> [Written instruction]:
Omit every picture and write out the rest of the records exactly.

____

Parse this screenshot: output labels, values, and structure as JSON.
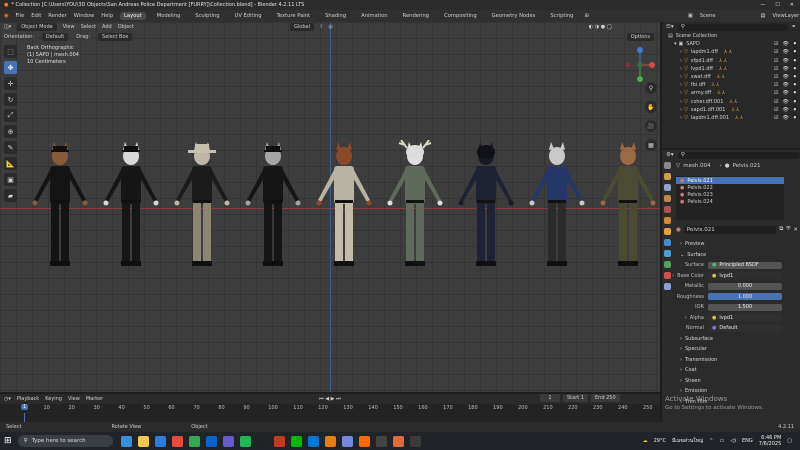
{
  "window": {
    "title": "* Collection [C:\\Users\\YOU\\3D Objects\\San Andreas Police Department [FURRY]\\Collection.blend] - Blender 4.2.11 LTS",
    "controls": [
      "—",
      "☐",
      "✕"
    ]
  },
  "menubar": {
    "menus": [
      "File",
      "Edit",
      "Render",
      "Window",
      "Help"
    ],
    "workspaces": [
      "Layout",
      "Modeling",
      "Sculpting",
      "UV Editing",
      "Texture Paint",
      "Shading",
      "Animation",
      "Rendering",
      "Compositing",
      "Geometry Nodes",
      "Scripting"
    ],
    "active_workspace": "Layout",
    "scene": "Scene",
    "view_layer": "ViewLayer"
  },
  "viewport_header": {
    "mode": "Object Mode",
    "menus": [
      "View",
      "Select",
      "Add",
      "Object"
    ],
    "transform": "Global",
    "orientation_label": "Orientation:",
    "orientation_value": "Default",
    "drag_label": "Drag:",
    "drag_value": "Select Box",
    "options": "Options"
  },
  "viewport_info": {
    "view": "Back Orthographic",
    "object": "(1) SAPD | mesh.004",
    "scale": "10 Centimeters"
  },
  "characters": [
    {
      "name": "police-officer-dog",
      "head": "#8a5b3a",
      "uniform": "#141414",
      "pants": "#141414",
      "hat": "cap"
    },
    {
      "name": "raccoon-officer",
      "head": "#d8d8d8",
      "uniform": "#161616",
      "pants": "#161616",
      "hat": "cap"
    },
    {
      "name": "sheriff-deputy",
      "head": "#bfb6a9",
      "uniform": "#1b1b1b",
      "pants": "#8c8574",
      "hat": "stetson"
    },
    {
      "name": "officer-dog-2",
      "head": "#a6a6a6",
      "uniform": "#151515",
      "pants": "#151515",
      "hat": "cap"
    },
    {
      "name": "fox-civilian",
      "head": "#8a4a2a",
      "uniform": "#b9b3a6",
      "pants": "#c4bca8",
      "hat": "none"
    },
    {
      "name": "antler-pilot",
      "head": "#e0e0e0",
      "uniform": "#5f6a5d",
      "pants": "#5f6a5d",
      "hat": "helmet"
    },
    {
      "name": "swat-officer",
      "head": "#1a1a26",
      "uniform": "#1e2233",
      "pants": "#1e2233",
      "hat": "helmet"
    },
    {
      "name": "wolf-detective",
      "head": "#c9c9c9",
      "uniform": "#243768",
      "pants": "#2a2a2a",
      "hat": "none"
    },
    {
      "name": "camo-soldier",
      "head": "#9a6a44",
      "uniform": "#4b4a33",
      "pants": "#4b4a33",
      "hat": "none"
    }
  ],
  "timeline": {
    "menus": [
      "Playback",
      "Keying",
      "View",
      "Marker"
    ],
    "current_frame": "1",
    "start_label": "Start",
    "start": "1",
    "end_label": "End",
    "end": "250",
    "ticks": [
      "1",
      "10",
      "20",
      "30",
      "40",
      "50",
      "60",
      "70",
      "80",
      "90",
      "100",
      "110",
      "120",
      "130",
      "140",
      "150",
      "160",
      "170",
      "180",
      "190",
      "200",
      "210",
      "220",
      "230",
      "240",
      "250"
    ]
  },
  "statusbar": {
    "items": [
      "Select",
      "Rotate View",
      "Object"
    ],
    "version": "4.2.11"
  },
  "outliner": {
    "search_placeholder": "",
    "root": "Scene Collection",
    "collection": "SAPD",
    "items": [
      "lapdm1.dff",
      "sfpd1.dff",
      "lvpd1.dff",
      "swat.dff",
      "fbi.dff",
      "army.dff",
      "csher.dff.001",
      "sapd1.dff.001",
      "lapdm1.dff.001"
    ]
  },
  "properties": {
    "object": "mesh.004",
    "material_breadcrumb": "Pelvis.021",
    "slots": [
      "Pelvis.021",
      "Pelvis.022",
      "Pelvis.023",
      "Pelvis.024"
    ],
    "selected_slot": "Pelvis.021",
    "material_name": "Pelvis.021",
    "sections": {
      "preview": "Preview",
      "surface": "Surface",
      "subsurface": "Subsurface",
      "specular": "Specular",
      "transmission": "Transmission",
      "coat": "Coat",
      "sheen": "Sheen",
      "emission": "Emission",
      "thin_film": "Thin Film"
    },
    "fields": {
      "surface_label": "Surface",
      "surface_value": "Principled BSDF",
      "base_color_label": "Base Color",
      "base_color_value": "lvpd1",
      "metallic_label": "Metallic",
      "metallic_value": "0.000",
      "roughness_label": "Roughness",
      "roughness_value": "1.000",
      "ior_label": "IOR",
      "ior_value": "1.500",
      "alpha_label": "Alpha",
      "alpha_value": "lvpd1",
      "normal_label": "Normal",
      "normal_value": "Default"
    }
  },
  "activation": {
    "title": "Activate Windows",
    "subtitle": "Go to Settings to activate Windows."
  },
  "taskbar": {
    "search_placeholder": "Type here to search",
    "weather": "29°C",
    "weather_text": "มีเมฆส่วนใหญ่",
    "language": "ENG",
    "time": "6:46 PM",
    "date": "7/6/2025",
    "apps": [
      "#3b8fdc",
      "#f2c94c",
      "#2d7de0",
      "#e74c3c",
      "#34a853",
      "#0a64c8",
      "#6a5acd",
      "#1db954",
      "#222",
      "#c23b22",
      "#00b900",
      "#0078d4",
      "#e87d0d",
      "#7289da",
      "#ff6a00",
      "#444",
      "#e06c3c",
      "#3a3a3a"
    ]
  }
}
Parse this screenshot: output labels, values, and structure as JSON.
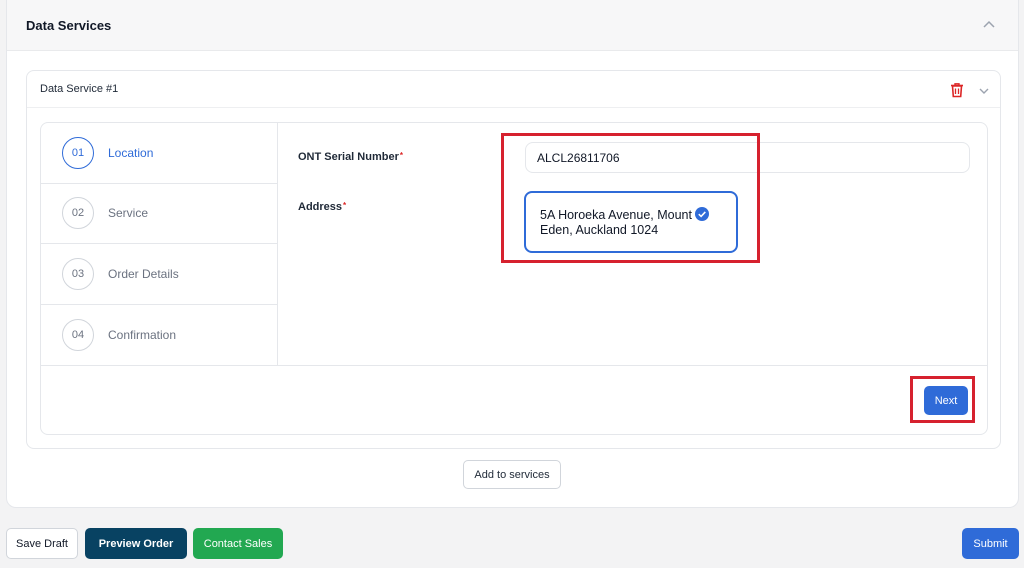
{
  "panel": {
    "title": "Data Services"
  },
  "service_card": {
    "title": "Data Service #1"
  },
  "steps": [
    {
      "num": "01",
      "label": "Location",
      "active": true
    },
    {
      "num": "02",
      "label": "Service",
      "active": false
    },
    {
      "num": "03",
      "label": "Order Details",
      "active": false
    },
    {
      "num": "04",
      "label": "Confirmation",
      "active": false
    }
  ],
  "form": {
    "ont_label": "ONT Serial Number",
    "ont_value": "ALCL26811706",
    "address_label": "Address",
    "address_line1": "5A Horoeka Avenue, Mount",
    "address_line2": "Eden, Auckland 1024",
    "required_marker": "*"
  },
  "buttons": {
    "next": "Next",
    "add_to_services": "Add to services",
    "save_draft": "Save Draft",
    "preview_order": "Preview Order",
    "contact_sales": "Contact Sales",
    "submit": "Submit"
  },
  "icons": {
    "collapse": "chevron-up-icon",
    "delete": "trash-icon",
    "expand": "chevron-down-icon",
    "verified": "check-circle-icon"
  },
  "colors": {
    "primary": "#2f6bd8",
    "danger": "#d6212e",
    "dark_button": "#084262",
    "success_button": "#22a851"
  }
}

____

> [Answer below]:
Parse this screenshot: output labels, values, and structure as JSON.
{
  "window": {
    "title": "* Collection [C:\\Users\\YOU\\3D Objects\\San Andreas Police Department [FURRY]\\Collection.blend] - Blender 4.2.11 LTS",
    "controls": [
      "—",
      "☐",
      "✕"
    ]
  },
  "menubar": {
    "menus": [
      "File",
      "Edit",
      "Render",
      "Window",
      "Help"
    ],
    "workspaces": [
      "Layout",
      "Modeling",
      "Sculpting",
      "UV Editing",
      "Texture Paint",
      "Shading",
      "Animation",
      "Rendering",
      "Compositing",
      "Geometry Nodes",
      "Scripting"
    ],
    "active_workspace": "Layout",
    "scene": "Scene",
    "view_layer": "ViewLayer"
  },
  "viewport_header": {
    "mode": "Object Mode",
    "menus": [
      "View",
      "Select",
      "Add",
      "Object"
    ],
    "transform": "Global",
    "orientation_label": "Orientation:",
    "orientation_value": "Default",
    "drag_label": "Drag:",
    "drag_value": "Select Box",
    "options": "Options"
  },
  "viewport_info": {
    "view": "Back Orthographic",
    "object": "(1) SAPD | mesh.004",
    "scale": "10 Centimeters"
  },
  "characters": [
    {
      "name": "police-officer-dog",
      "head": "#8a5b3a",
      "uniform": "#141414",
      "pants": "#141414",
      "hat": "cap"
    },
    {
      "name": "raccoon-officer",
      "head": "#d8d8d8",
      "uniform": "#161616",
      "pants": "#161616",
      "hat": "cap"
    },
    {
      "name": "sheriff-deputy",
      "head": "#bfb6a9",
      "uniform": "#1b1b1b",
      "pants": "#8c8574",
      "hat": "stetson"
    },
    {
      "name": "officer-dog-2",
      "head": "#a6a6a6",
      "uniform": "#151515",
      "pants": "#151515",
      "hat": "cap"
    },
    {
      "name": "fox-civilian",
      "head": "#8a4a2a",
      "uniform": "#b9b3a6",
      "pants": "#c4bca8",
      "hat": "none"
    },
    {
      "name": "antler-pilot",
      "head": "#e0e0e0",
      "uniform": "#5f6a5d",
      "pants": "#5f6a5d",
      "hat": "helmet"
    },
    {
      "name": "swat-officer",
      "head": "#1a1a26",
      "uniform": "#1e2233",
      "pants": "#1e2233",
      "hat": "helmet"
    },
    {
      "name": "wolf-detective",
      "head": "#c9c9c9",
      "uniform": "#243768",
      "pants": "#2a2a2a",
      "hat": "none"
    },
    {
      "name": "camo-soldier",
      "head": "#9a6a44",
      "uniform": "#4b4a33",
      "pants": "#4b4a33",
      "hat": "none"
    }
  ],
  "timeline": {
    "menus": [
      "Playback",
      "Keying",
      "View",
      "Marker"
    ],
    "current_frame": "1",
    "start_label": "Start",
    "start": "1",
    "end_label": "End",
    "end": "250",
    "ticks": [
      "1",
      "10",
      "20",
      "30",
      "40",
      "50",
      "60",
      "70",
      "80",
      "90",
      "100",
      "110",
      "120",
      "130",
      "140",
      "150",
      "160",
      "170",
      "180",
      "190",
      "200",
      "210",
      "220",
      "230",
      "240",
      "250"
    ]
  },
  "statusbar": {
    "items": [
      "Select",
      "Rotate View",
      "Object"
    ],
    "version": "4.2.11"
  },
  "outliner": {
    "search_placeholder": "",
    "root": "Scene Collection",
    "collection": "SAPD",
    "items": [
      "lapdm1.dff",
      "sfpd1.dff",
      "lvpd1.dff",
      "swat.dff",
      "fbi.dff",
      "army.dff",
      "csher.dff.001",
      "sapd1.dff.001",
      "lapdm1.dff.001"
    ]
  },
  "properties": {
    "object": "mesh.004",
    "material_breadcrumb": "Pelvis.021",
    "slots": [
      "Pelvis.021",
      "Pelvis.022",
      "Pelvis.023",
      "Pelvis.024"
    ],
    "selected_slot": "Pelvis.021",
    "material_name": "Pelvis.021",
    "sections": {
      "preview": "Preview",
      "surface": "Surface",
      "subsurface": "Subsurface",
      "specular": "Specular",
      "transmission": "Transmission",
      "coat": "Coat",
      "sheen": "Sheen",
      "emission": "Emission",
      "thin_film": "Thin Film"
    },
    "fields": {
      "surface_label": "Surface",
      "surface_value": "Principled BSDF",
      "base_color_label": "Base Color",
      "base_color_value": "lvpd1",
      "metallic_label": "Metallic",
      "metallic_value": "0.000",
      "roughness_label": "Roughness",
      "roughness_value": "1.000",
      "ior_label": "IOR",
      "ior_value": "1.500",
      "alpha_label": "Alpha",
      "alpha_value": "lvpd1",
      "normal_label": "Normal",
      "normal_value": "Default"
    }
  },
  "activation": {
    "title": "Activate Windows",
    "subtitle": "Go to Settings to activate Windows."
  },
  "taskbar": {
    "search_placeholder": "Type here to search",
    "weather": "29°C",
    "weather_text": "มีเมฆส่วนใหญ่",
    "language": "ENG",
    "time": "6:46 PM",
    "date": "7/6/2025",
    "apps": [
      "#3b8fdc",
      "#f2c94c",
      "#2d7de0",
      "#e74c3c",
      "#34a853",
      "#0a64c8",
      "#6a5acd",
      "#1db954",
      "#222",
      "#c23b22",
      "#00b900",
      "#0078d4",
      "#e87d0d",
      "#7289da",
      "#ff6a00",
      "#444",
      "#e06c3c",
      "#3a3a3a"
    ]
  }
}
Parse this screenshot: output labels, values, and structure as JSON.
{
  "panel": {
    "title": "Data Services"
  },
  "service_card": {
    "title": "Data Service #1"
  },
  "steps": [
    {
      "num": "01",
      "label": "Location",
      "active": true
    },
    {
      "num": "02",
      "label": "Service",
      "active": false
    },
    {
      "num": "03",
      "label": "Order Details",
      "active": false
    },
    {
      "num": "04",
      "label": "Confirmation",
      "active": false
    }
  ],
  "form": {
    "ont_label": "ONT Serial Number",
    "ont_value": "ALCL26811706",
    "address_label": "Address",
    "address_line1": "5A Horoeka Avenue, Mount",
    "address_line2": "Eden, Auckland 1024",
    "required_marker": "*"
  },
  "buttons": {
    "next": "Next",
    "add_to_services": "Add to services",
    "save_draft": "Save Draft",
    "preview_order": "Preview Order",
    "contact_sales": "Contact Sales",
    "submit": "Submit"
  },
  "icons": {
    "collapse": "chevron-up-icon",
    "delete": "trash-icon",
    "expand": "chevron-down-icon",
    "verified": "check-circle-icon"
  },
  "colors": {
    "primary": "#2f6bd8",
    "danger": "#d6212e",
    "dark_button": "#084262",
    "success_button": "#22a851"
  }
}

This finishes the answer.